WHAT TO DO =
Only the number is wanted: how many lines of these entries contain the word "increments"?

--- start DATASET RECORDS ---

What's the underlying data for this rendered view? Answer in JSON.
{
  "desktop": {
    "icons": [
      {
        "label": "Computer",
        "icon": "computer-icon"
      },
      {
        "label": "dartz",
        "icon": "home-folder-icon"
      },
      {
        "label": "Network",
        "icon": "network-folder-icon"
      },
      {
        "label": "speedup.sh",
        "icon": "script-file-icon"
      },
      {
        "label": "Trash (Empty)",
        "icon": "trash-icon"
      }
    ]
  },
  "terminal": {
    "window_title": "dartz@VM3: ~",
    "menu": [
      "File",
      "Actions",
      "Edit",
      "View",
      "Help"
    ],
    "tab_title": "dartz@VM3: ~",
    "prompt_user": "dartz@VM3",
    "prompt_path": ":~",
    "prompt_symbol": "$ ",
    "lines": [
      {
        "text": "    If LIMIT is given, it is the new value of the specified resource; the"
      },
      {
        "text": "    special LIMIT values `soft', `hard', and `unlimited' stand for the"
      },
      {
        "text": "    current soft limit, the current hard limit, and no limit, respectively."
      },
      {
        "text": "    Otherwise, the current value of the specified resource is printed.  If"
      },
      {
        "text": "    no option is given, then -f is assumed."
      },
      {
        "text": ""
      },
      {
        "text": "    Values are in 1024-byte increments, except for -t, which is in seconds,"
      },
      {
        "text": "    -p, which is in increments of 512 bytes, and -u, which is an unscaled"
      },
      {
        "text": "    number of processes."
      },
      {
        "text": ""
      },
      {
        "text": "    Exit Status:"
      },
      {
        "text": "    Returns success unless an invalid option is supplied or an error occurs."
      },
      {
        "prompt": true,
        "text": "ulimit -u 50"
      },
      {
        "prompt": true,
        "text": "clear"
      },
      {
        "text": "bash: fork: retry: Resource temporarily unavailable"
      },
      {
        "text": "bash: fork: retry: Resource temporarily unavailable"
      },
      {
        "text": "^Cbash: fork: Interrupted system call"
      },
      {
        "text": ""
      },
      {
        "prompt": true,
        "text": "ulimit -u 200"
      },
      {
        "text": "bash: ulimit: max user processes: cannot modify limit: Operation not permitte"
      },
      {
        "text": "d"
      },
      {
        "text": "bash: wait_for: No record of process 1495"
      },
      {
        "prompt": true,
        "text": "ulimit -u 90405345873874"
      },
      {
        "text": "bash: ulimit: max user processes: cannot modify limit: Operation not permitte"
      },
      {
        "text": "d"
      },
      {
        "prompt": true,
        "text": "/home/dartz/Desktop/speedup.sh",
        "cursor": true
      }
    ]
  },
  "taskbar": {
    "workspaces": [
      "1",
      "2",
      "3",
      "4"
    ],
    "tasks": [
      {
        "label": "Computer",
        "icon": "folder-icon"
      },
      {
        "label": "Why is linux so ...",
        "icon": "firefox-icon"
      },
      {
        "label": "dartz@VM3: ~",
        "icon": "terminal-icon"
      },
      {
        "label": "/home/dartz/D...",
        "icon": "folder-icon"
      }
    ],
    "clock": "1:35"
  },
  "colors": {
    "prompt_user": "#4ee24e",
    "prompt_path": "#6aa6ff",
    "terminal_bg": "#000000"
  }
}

--- end DATASET RECORDS ---

RESPONSE =
2